**Dataset entries**
————————

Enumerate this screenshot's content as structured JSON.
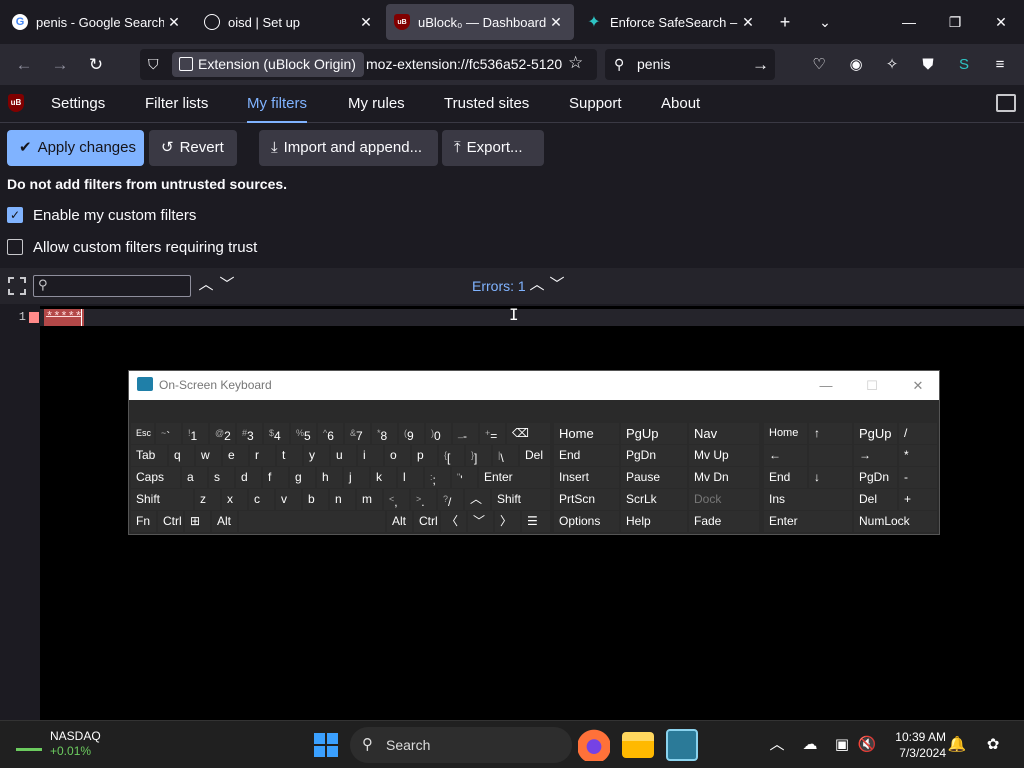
{
  "tabs": [
    {
      "title": "penis - Google Search",
      "favicon": "G"
    },
    {
      "title": "oisd | Set up",
      "favicon": "globe"
    },
    {
      "title": "uBlock₀ — Dashboard",
      "favicon": "uB"
    },
    {
      "title": "Enforce SafeSearch – Get",
      "favicon": "puzzle"
    }
  ],
  "navbar": {
    "identity_label": "Extension (uBlock Origin)",
    "url": "moz-extension://fc536a52-5120",
    "search_value": "penis"
  },
  "ubo_nav": {
    "items": [
      "Settings",
      "Filter lists",
      "My filters",
      "My rules",
      "Trusted sites",
      "Support",
      "About"
    ],
    "active": "My filters"
  },
  "toolbar": {
    "apply": "Apply changes",
    "revert": "Revert",
    "import": "Import and append...",
    "export": "Export..."
  },
  "warning": "Do not add filters from untrusted sources.",
  "options": {
    "enable_custom": {
      "label": "Enable my custom filters",
      "checked": true
    },
    "allow_trust": {
      "label": "Allow custom filters requiring trust",
      "checked": false
    }
  },
  "editor": {
    "errors_label": "Errors: 1",
    "line_number": "1",
    "line_text": "*****"
  },
  "osk": {
    "title": "On-Screen Keyboard"
  },
  "taskbar": {
    "stock_name": "NASDAQ",
    "stock_change": "+0.01%",
    "search_placeholder": "Search",
    "time": "10:39 AM",
    "date": "7/3/2024"
  },
  "colors": {
    "accent": "#80b3ff",
    "error": "#b34848",
    "bg": "#1c1b22"
  }
}
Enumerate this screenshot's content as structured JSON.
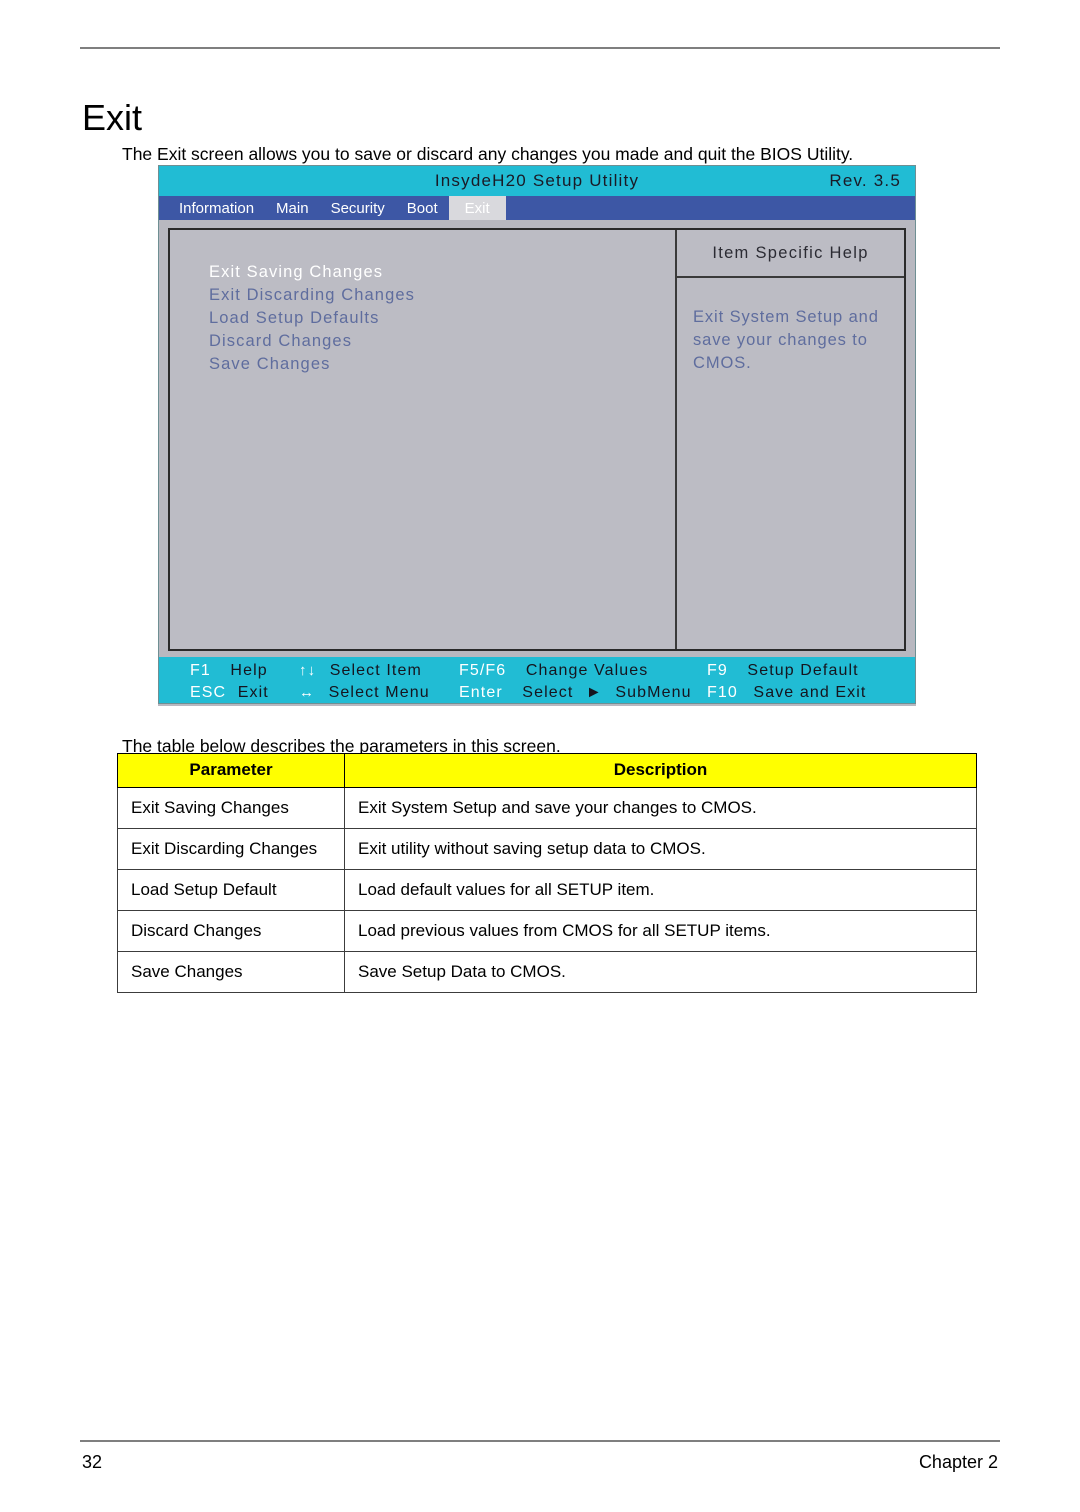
{
  "page": {
    "title": "Exit",
    "intro": "The Exit screen allows you to save or discard any changes you made and quit the BIOS Utility.",
    "table_caption": "The table below describes the parameters in this screen.",
    "footer_page_number": "32",
    "footer_chapter": "Chapter 2"
  },
  "bios": {
    "title": "InsydeH20 Setup Utility",
    "revision": "Rev. 3.5",
    "tabs": [
      {
        "label": "Information",
        "active": false
      },
      {
        "label": "Main",
        "active": false
      },
      {
        "label": "Security",
        "active": false
      },
      {
        "label": "Boot",
        "active": false
      },
      {
        "label": "Exit",
        "active": true
      }
    ],
    "menu_items": [
      {
        "label": "Exit Saving Changes",
        "selected": true
      },
      {
        "label": "Exit Discarding Changes",
        "selected": false
      },
      {
        "label": "Load Setup Defaults",
        "selected": false
      },
      {
        "label": "Discard Changes",
        "selected": false
      },
      {
        "label": "Save Changes",
        "selected": false
      }
    ],
    "help": {
      "title": "Item Specific Help",
      "line1": "Exit System Setup and",
      "line2": "save your changes to",
      "line3": "CMOS."
    },
    "function_keys": {
      "row1": {
        "c1_key": "F1",
        "c1_label": "Help",
        "c2_arrow": "↑↓",
        "c2_label": "Select  Item",
        "c3_key": "F5/F6",
        "c3_label": "Change Values",
        "c4_key": "F9",
        "c4_label": "Setup Default"
      },
      "row2": {
        "c1_key": "ESC",
        "c1_label": "Exit",
        "c2_arrow": "↔",
        "c2_label": "Select  Menu",
        "c3_key": "Enter",
        "c3_label_pre": "Select",
        "c3_arrow": "►",
        "c3_label_post": "SubMenu",
        "c4_key": "F10",
        "c4_label": "Save and Exit"
      }
    },
    "colors": {
      "title_bar": "#21bcd4",
      "tab_bar": "#3d57a5",
      "active_tab": "#d9d9dd",
      "body": "#b8b8c0",
      "menu_text": "#5f6d9e",
      "selected_text": "#ffffff"
    }
  },
  "table": {
    "headers": {
      "parameter": "Parameter",
      "description": "Description"
    },
    "rows": [
      {
        "parameter": "Exit Saving Changes",
        "description": "Exit System Setup and save your changes to CMOS."
      },
      {
        "parameter": "Exit Discarding Changes",
        "description": "Exit utility without saving setup data to CMOS."
      },
      {
        "parameter": "Load Setup Default",
        "description": "Load default values for all SETUP item."
      },
      {
        "parameter": "Discard Changes",
        "description": "Load previous values from CMOS for all SETUP items."
      },
      {
        "parameter": "Save Changes",
        "description": "Save Setup Data to CMOS."
      }
    ],
    "header_color": "#ffff00"
  }
}
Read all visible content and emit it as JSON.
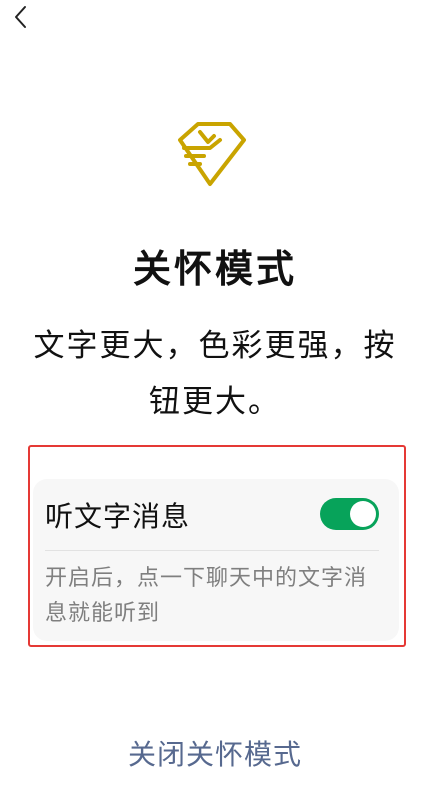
{
  "nav": {
    "back_icon": "chevron-left-icon"
  },
  "logo": {
    "icon": "care-hand-heart-icon",
    "color": "#c9a400"
  },
  "title": "关怀模式",
  "description": "文字更大，色彩更强，按钮更大。",
  "setting": {
    "label": "听文字消息",
    "enabled": true,
    "toggle_color": "#07a35a",
    "description": "开启后，点一下聊天中的文字消息就能听到"
  },
  "highlight_color": "#e53935",
  "close_link": "关闭关怀模式",
  "close_link_color": "#57698f"
}
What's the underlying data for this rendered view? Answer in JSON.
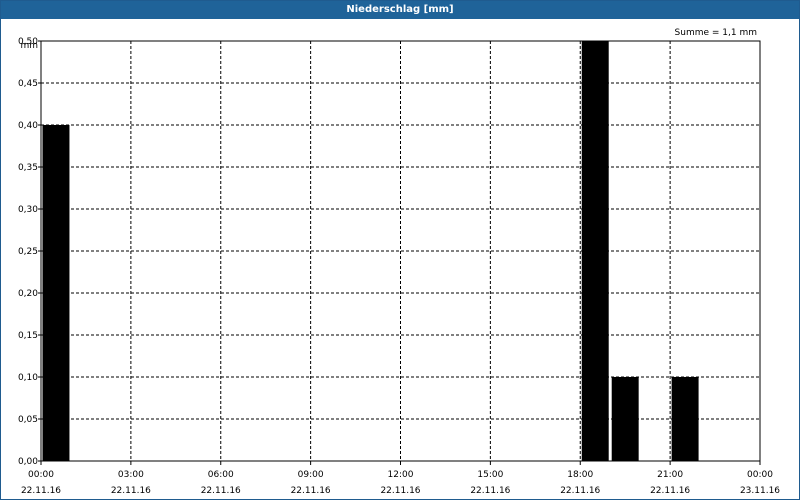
{
  "window": {
    "title": "Niederschlag [mm]"
  },
  "summary_label": "Summe = 1,1 mm",
  "y_unit": "mm",
  "colors": {
    "titlebar": "#1f6399",
    "bar": "#000000",
    "grid": "#000000",
    "background": "#ffffff"
  },
  "chart_data": {
    "type": "bar",
    "title": "Niederschlag [mm]",
    "ylabel": "mm",
    "ylim": [
      0,
      0.5
    ],
    "yticks": [
      "0,00",
      "0,05",
      "0,10",
      "0,15",
      "0,20",
      "0,25",
      "0,30",
      "0,35",
      "0,40",
      "0,45",
      "0,50"
    ],
    "x_range_hours": [
      0,
      24
    ],
    "xticks": [
      {
        "time": "00:00",
        "date": "22.11.16"
      },
      {
        "time": "03:00",
        "date": "22.11.16"
      },
      {
        "time": "06:00",
        "date": "22.11.16"
      },
      {
        "time": "09:00",
        "date": "22.11.16"
      },
      {
        "time": "12:00",
        "date": "22.11.16"
      },
      {
        "time": "15:00",
        "date": "22.11.16"
      },
      {
        "time": "18:00",
        "date": "22.11.16"
      },
      {
        "time": "21:00",
        "date": "22.11.16"
      },
      {
        "time": "00:00",
        "date": "23.11.16"
      }
    ],
    "bars": [
      {
        "start": "00:00",
        "end": "01:00",
        "value": 0.4
      },
      {
        "start": "18:00",
        "end": "19:00",
        "value": 0.5
      },
      {
        "start": "19:00",
        "end": "20:00",
        "value": 0.1
      },
      {
        "start": "21:00",
        "end": "22:00",
        "value": 0.1
      }
    ],
    "grid": true,
    "grid_style": "dashed"
  }
}
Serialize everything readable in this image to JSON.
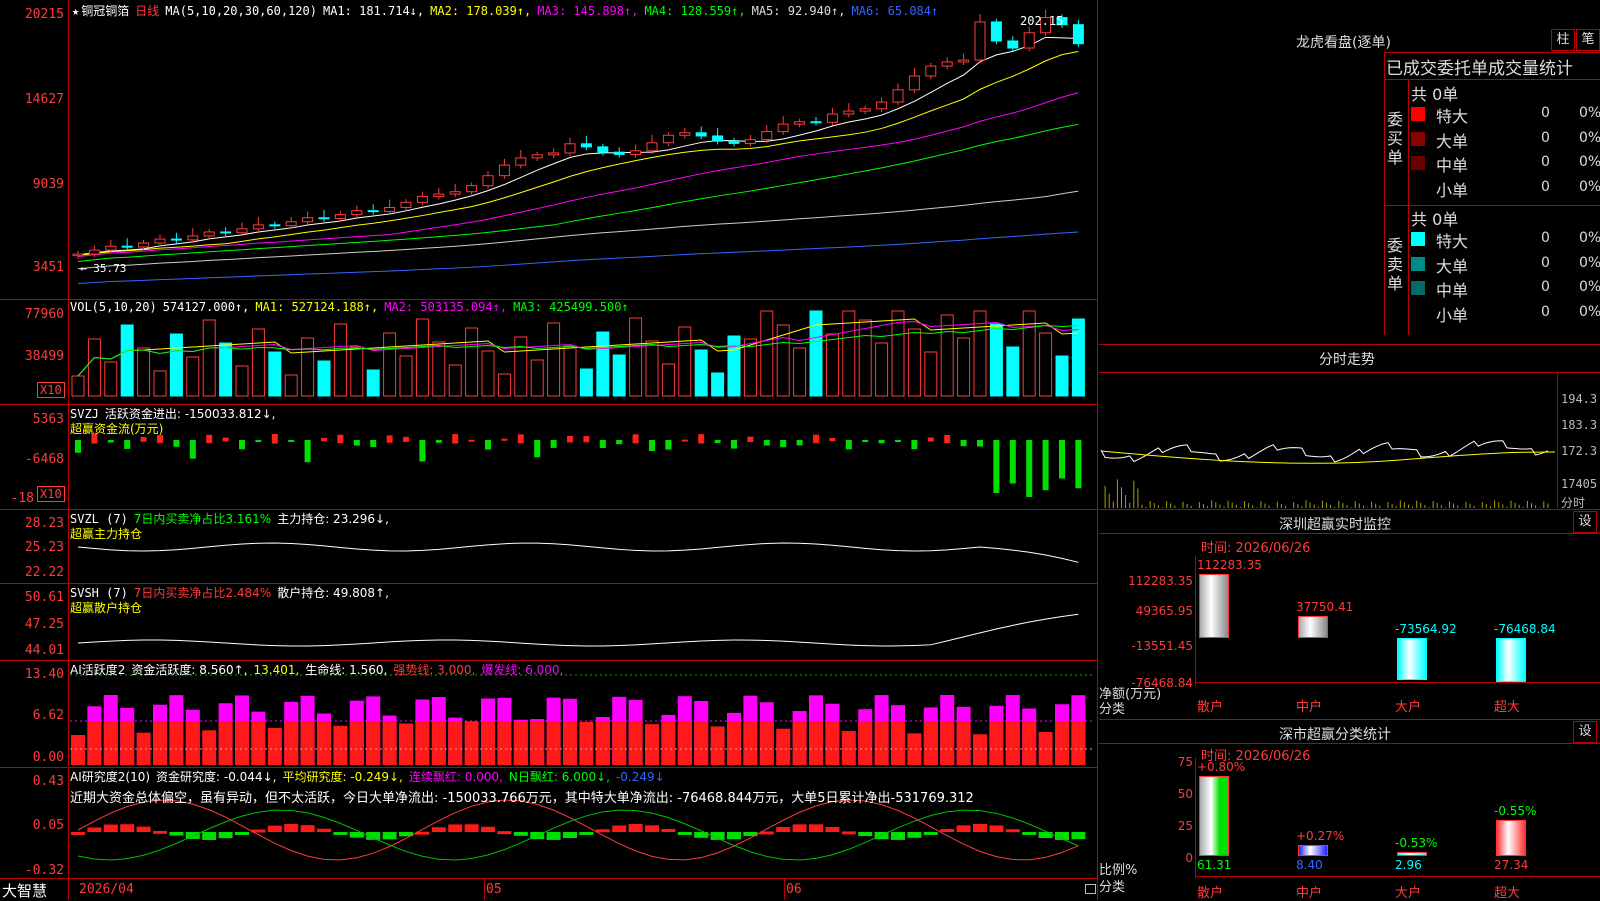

————————

**Written request**
List each line of the entries that holds the string "System".

**Written reply**
      "line1": "Exit System Setup and",
        "description": "Exit System Setup and save your changes to CMOS."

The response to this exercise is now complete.